Exercise description. Print the listing as it stands, omitting all images.
** Start of Entries provided **
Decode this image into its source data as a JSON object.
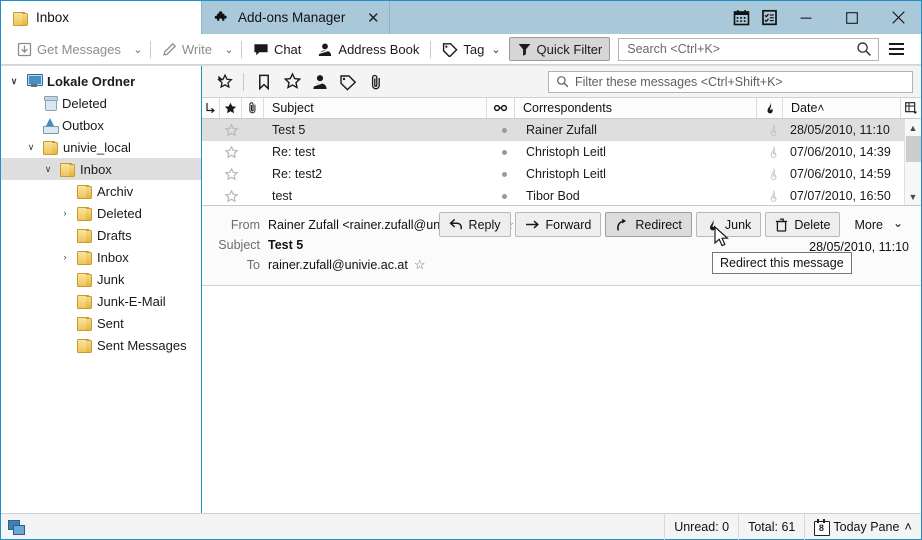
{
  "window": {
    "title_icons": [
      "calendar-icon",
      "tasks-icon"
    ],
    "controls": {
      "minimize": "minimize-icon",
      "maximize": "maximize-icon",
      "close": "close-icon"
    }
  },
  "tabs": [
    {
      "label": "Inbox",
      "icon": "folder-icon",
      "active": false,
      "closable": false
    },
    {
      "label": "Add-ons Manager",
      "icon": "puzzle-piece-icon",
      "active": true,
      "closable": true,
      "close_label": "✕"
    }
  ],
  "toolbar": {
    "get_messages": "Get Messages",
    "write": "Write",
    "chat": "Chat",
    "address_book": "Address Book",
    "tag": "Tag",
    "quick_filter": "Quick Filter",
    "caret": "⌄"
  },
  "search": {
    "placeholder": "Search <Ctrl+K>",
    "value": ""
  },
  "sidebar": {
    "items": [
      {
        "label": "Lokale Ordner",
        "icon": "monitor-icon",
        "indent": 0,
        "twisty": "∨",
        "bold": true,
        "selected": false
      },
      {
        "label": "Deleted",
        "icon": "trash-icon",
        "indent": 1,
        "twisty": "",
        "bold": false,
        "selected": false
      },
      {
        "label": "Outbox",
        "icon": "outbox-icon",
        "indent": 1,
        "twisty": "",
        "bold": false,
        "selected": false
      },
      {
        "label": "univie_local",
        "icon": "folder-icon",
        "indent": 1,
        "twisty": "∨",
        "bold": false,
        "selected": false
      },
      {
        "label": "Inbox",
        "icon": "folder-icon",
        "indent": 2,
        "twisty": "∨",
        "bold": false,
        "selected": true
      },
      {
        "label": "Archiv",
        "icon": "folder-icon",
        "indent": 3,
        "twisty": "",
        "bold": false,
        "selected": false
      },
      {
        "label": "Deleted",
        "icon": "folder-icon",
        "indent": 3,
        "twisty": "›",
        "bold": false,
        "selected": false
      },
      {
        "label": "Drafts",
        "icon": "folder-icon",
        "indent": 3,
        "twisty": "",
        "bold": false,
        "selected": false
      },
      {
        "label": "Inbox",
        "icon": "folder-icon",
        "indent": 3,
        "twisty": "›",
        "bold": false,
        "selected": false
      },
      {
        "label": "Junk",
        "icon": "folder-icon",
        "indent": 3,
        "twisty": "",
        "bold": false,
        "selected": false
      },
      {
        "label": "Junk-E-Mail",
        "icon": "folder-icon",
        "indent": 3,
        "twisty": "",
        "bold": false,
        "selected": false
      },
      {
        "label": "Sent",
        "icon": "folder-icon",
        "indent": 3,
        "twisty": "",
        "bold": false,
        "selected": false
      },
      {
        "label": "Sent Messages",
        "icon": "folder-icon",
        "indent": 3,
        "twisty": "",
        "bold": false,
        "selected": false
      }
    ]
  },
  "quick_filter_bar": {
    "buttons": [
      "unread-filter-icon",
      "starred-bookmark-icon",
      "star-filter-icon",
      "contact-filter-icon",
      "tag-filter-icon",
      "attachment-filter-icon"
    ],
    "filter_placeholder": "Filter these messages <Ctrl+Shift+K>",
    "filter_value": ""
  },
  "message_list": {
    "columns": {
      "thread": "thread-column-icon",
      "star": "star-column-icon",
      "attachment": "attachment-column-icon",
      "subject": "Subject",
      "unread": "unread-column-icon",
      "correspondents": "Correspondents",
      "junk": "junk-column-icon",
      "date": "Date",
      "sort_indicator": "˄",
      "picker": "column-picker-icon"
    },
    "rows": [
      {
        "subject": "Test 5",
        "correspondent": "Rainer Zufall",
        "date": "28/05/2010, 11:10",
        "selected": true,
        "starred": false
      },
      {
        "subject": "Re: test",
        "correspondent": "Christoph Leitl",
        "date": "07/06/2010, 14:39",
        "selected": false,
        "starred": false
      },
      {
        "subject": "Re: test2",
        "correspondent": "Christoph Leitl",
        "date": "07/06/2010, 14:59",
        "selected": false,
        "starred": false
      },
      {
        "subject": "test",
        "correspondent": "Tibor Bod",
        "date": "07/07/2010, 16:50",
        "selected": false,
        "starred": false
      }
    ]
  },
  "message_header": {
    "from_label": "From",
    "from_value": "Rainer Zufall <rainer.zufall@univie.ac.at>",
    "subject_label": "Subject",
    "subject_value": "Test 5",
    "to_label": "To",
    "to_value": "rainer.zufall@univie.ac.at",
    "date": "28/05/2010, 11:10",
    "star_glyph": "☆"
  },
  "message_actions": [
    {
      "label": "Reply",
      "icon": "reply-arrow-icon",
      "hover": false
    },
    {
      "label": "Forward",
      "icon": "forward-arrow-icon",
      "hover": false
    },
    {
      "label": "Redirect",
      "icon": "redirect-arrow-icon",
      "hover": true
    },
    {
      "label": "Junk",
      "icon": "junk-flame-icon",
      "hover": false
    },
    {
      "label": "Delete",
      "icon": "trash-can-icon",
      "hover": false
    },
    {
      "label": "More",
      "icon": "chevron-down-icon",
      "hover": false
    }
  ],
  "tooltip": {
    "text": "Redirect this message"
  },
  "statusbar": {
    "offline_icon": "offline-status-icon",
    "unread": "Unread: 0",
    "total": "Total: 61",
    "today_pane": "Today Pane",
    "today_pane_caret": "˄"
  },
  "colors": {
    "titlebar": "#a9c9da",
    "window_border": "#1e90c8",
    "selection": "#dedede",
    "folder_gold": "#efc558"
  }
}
** End of Entries provided **
Solution for this problem.
Decode this image into its source data as a JSON object.
{
  "window": {
    "title_icons": [
      "calendar-icon",
      "tasks-icon"
    ],
    "controls": {
      "minimize": "minimize-icon",
      "maximize": "maximize-icon",
      "close": "close-icon"
    }
  },
  "tabs": [
    {
      "label": "Inbox",
      "icon": "folder-icon",
      "active": false,
      "closable": false
    },
    {
      "label": "Add-ons Manager",
      "icon": "puzzle-piece-icon",
      "active": true,
      "closable": true,
      "close_label": "✕"
    }
  ],
  "toolbar": {
    "get_messages": "Get Messages",
    "write": "Write",
    "chat": "Chat",
    "address_book": "Address Book",
    "tag": "Tag",
    "quick_filter": "Quick Filter",
    "caret": "⌄"
  },
  "search": {
    "placeholder": "Search <Ctrl+K>",
    "value": ""
  },
  "sidebar": {
    "items": [
      {
        "label": "Lokale Ordner",
        "icon": "monitor-icon",
        "indent": 0,
        "twisty": "∨",
        "bold": true,
        "selected": false
      },
      {
        "label": "Deleted",
        "icon": "trash-icon",
        "indent": 1,
        "twisty": "",
        "bold": false,
        "selected": false
      },
      {
        "label": "Outbox",
        "icon": "outbox-icon",
        "indent": 1,
        "twisty": "",
        "bold": false,
        "selected": false
      },
      {
        "label": "univie_local",
        "icon": "folder-icon",
        "indent": 1,
        "twisty": "∨",
        "bold": false,
        "selected": false
      },
      {
        "label": "Inbox",
        "icon": "folder-icon",
        "indent": 2,
        "twisty": "∨",
        "bold": false,
        "selected": true
      },
      {
        "label": "Archiv",
        "icon": "folder-icon",
        "indent": 3,
        "twisty": "",
        "bold": false,
        "selected": false
      },
      {
        "label": "Deleted",
        "icon": "folder-icon",
        "indent": 3,
        "twisty": "›",
        "bold": false,
        "selected": false
      },
      {
        "label": "Drafts",
        "icon": "folder-icon",
        "indent": 3,
        "twisty": "",
        "bold": false,
        "selected": false
      },
      {
        "label": "Inbox",
        "icon": "folder-icon",
        "indent": 3,
        "twisty": "›",
        "bold": false,
        "selected": false
      },
      {
        "label": "Junk",
        "icon": "folder-icon",
        "indent": 3,
        "twisty": "",
        "bold": false,
        "selected": false
      },
      {
        "label": "Junk-E-Mail",
        "icon": "folder-icon",
        "indent": 3,
        "twisty": "",
        "bold": false,
        "selected": false
      },
      {
        "label": "Sent",
        "icon": "folder-icon",
        "indent": 3,
        "twisty": "",
        "bold": false,
        "selected": false
      },
      {
        "label": "Sent Messages",
        "icon": "folder-icon",
        "indent": 3,
        "twisty": "",
        "bold": false,
        "selected": false
      }
    ]
  },
  "quick_filter_bar": {
    "buttons": [
      "unread-filter-icon",
      "starred-bookmark-icon",
      "star-filter-icon",
      "contact-filter-icon",
      "tag-filter-icon",
      "attachment-filter-icon"
    ],
    "filter_placeholder": "Filter these messages <Ctrl+Shift+K>",
    "filter_value": ""
  },
  "message_list": {
    "columns": {
      "thread": "thread-column-icon",
      "star": "star-column-icon",
      "attachment": "attachment-column-icon",
      "subject": "Subject",
      "unread": "unread-column-icon",
      "correspondents": "Correspondents",
      "junk": "junk-column-icon",
      "date": "Date",
      "sort_indicator": "˄",
      "picker": "column-picker-icon"
    },
    "rows": [
      {
        "subject": "Test 5",
        "correspondent": "Rainer Zufall",
        "date": "28/05/2010, 11:10",
        "selected": true,
        "starred": false
      },
      {
        "subject": "Re: test",
        "correspondent": "Christoph Leitl",
        "date": "07/06/2010, 14:39",
        "selected": false,
        "starred": false
      },
      {
        "subject": "Re: test2",
        "correspondent": "Christoph Leitl",
        "date": "07/06/2010, 14:59",
        "selected": false,
        "starred": false
      },
      {
        "subject": "test",
        "correspondent": "Tibor Bod",
        "date": "07/07/2010, 16:50",
        "selected": false,
        "starred": false
      }
    ]
  },
  "message_header": {
    "from_label": "From",
    "from_value": "Rainer Zufall <rainer.zufall@univie.ac.at>",
    "subject_label": "Subject",
    "subject_value": "Test 5",
    "to_label": "To",
    "to_value": "rainer.zufall@univie.ac.at",
    "date": "28/05/2010, 11:10",
    "star_glyph": "☆"
  },
  "message_actions": [
    {
      "label": "Reply",
      "icon": "reply-arrow-icon",
      "hover": false
    },
    {
      "label": "Forward",
      "icon": "forward-arrow-icon",
      "hover": false
    },
    {
      "label": "Redirect",
      "icon": "redirect-arrow-icon",
      "hover": true
    },
    {
      "label": "Junk",
      "icon": "junk-flame-icon",
      "hover": false
    },
    {
      "label": "Delete",
      "icon": "trash-can-icon",
      "hover": false
    },
    {
      "label": "More",
      "icon": "chevron-down-icon",
      "hover": false
    }
  ],
  "tooltip": {
    "text": "Redirect this message"
  },
  "statusbar": {
    "offline_icon": "offline-status-icon",
    "unread": "Unread: 0",
    "total": "Total: 61",
    "today_pane": "Today Pane",
    "today_pane_caret": "˄"
  },
  "colors": {
    "titlebar": "#a9c9da",
    "window_border": "#1e90c8",
    "selection": "#dedede",
    "folder_gold": "#efc558"
  }
}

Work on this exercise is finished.